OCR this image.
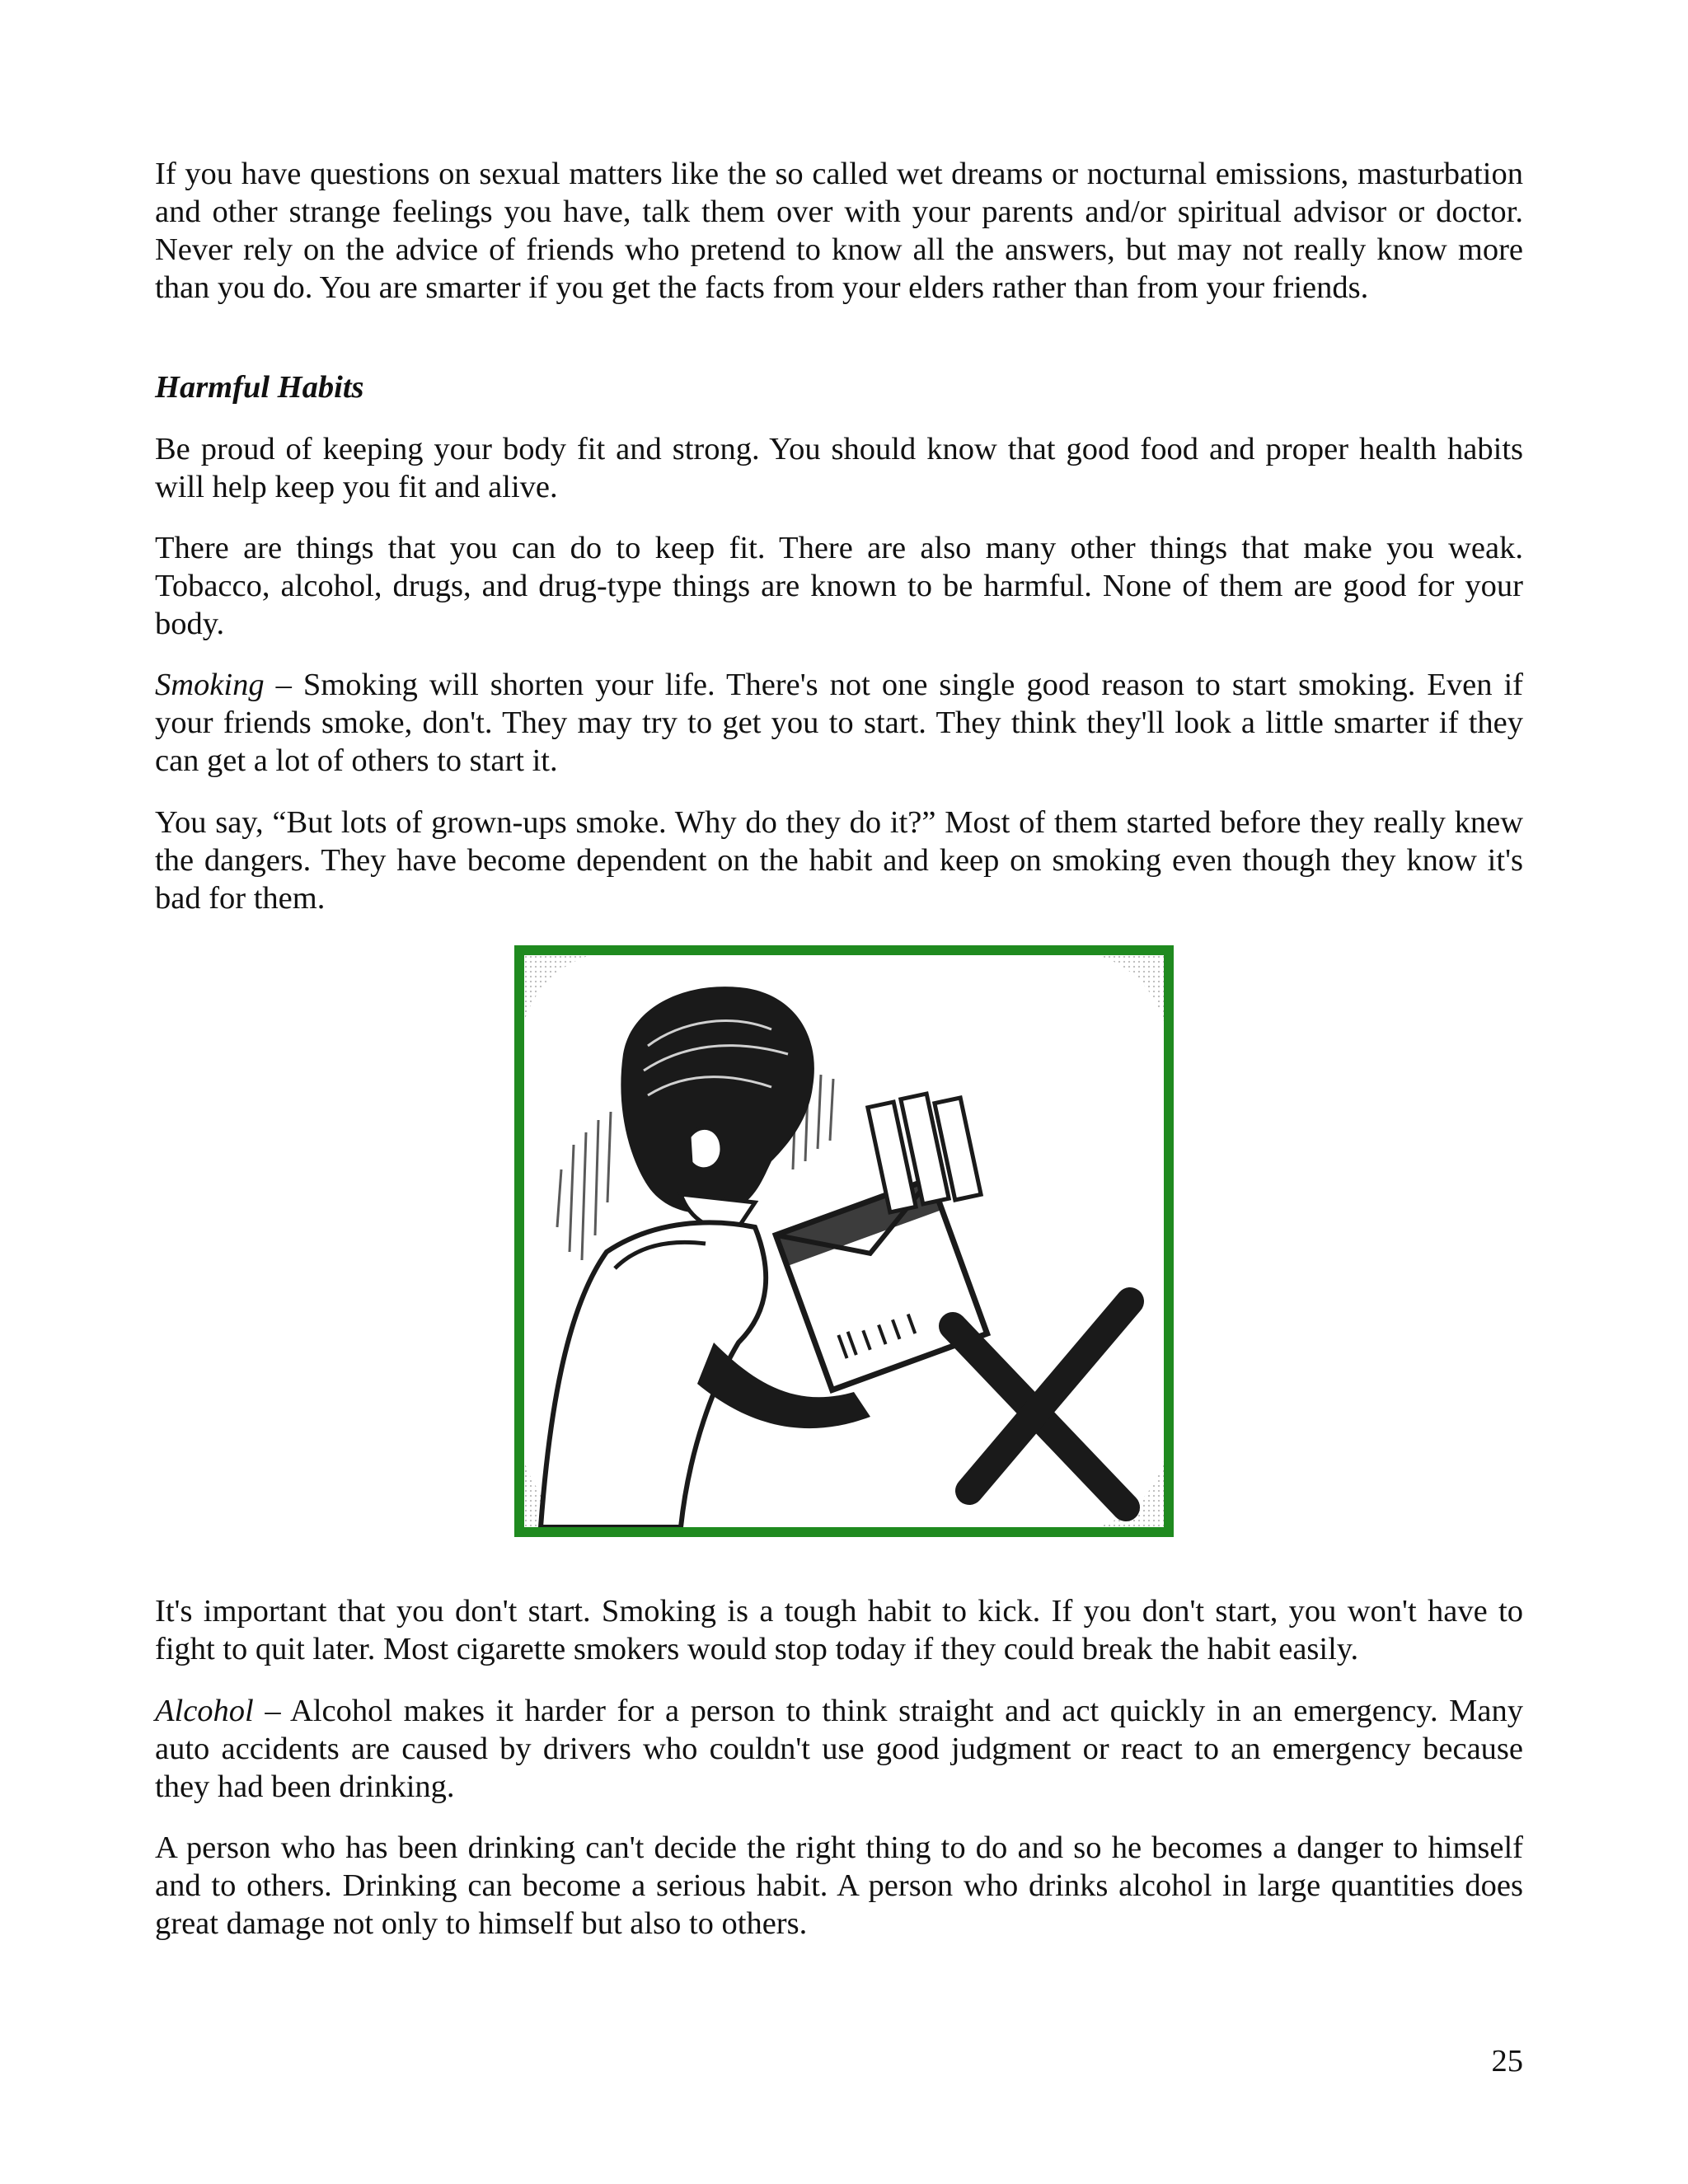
If you have questions on sexual matters like the so called wet dreams or nocturnal emissions, masturbation and other strange feelings you have, talk them over with your parents and/or spiritual advisor or doctor. Never rely on the advice of friends who pretend to know all the answers, but may not really know more than you do. You are smarter if you get the facts from your elders rather than from your friends.

Harmful Habits

Be proud of keeping your body fit and strong. You should know that good food and proper health habits will help keep you fit and alive.

There are things that you can do to keep fit. There are also many other things that make you weak. Tobacco, alcohol, drugs, and drug-type things are known to be harmful. None of them are good for your body.

Smoking – Smoking will shorten your life. There's not one single good reason to start smoking. Even if your friends smoke, don't. They may try to get you to start. They think they'll look a little smarter if they can get a lot of others to start it.

You say, “But lots of grown-ups smoke. Why do they do it?” Most of them started before they really knew the dangers. They have become dependent on the habit and keep on smoking even though they know it's bad for them.

It's important that you don't start. Smoking is a tough habit to kick. If you don't start, you won't have to fight to quit later. Most cigarette smokers would stop today if they could break the habit easily.

Alcohol – Alcohol makes it harder for a person to think straight and act quickly in an emergency. Many auto accidents are caused by drivers who couldn't use good judgment or react to an emergency because they had been drinking.

A person who has been drinking can't decide the right thing to do and so he becomes a danger to himself and to others. Drinking can become a serious habit. A person who drinks alcohol in large quantities does great damage not only to himself but also to others.

25
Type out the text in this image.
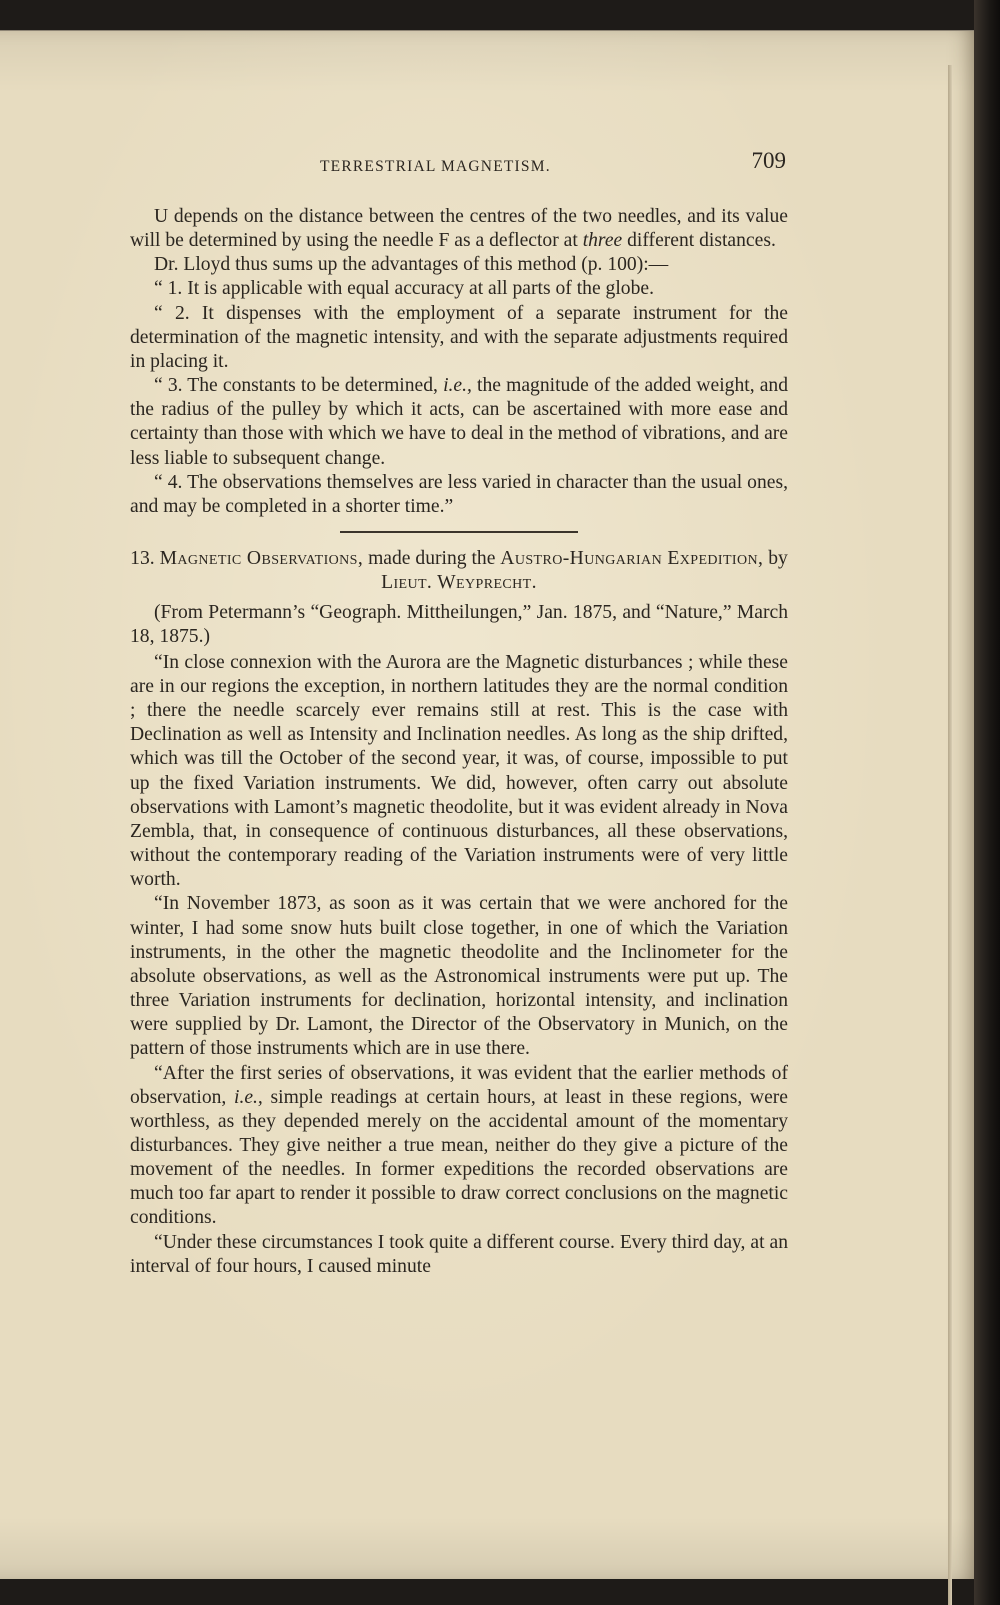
TERRESTRIAL MAGNETISM.	709

U depends on the distance between the centres of the two needles, and its value will be determined by using the needle F as a deflector at three different distances.

Dr. Lloyd thus sums up the advantages of this method (p. 100):—

“ 1. It is applicable with equal accuracy at all parts of the globe.

“ 2. It dispenses with the employment of a separate instrument for the determination of the magnetic intensity, and with the separate adjustments required in placing it.

“ 3. The constants to be determined, i.e., the magnitude of the added weight, and the radius of the pulley by which it acts, can be ascertained with more ease and certainty than those with which we have to deal in the method of vibrations, and are less liable to subsequent change.

“ 4. The observations themselves are less varied in character than the usual ones, and may be completed in a shorter time.”

13. Magnetic Observations, made during the Austro-Hungarian Expedition, by Lieut. Weyprecht.

(From Petermann’s “Geograph. Mittheilungen,” Jan. 1875, and “Nature,” March 18, 1875.)

“In close connexion with the Aurora are the Magnetic disturbances ; while these are in our regions the exception, in northern latitudes they are the normal condition ; there the needle scarcely ever remains still at rest. This is the case with Declination as well as Intensity and Inclination needles. As long as the ship drifted, which was till the October of the second year, it was, of course, impossible to put up the fixed Variation instruments. We did, however, often carry out absolute observations with Lamont’s magnetic theodolite, but it was evident already in Nova Zembla, that, in consequence of continuous disturbances, all these observations, without the contemporary reading of the Variation instruments were of very little worth.

“In November 1873, as soon as it was certain that we were anchored for the winter, I had some snow huts built close together, in one of which the Variation instruments, in the other the magnetic theodolite and the Inclinometer for the absolute observations, as well as the Astronomical instruments were put up. The three Variation instruments for declination, horizontal intensity, and inclination were supplied by Dr. Lamont, the Director of the Observatory in Munich, on the pattern of those instruments which are in use there.

“After the first series of observations, it was evident that the earlier methods of observation, i.e., simple readings at certain hours, at least in these regions, were worthless, as they depended merely on the accidental amount of the momentary disturbances. They give neither a true mean, neither do they give a picture of the movement of the needles. In former expeditions the recorded observations are much too far apart to render it possible to draw correct conclusions on the magnetic conditions.

“Under these circumstances I took quite a different course. Every third day, at an interval of four hours, I caused minute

# # # #

Lines of the listing that contain the word "Most" are to be counted; report only their number.

2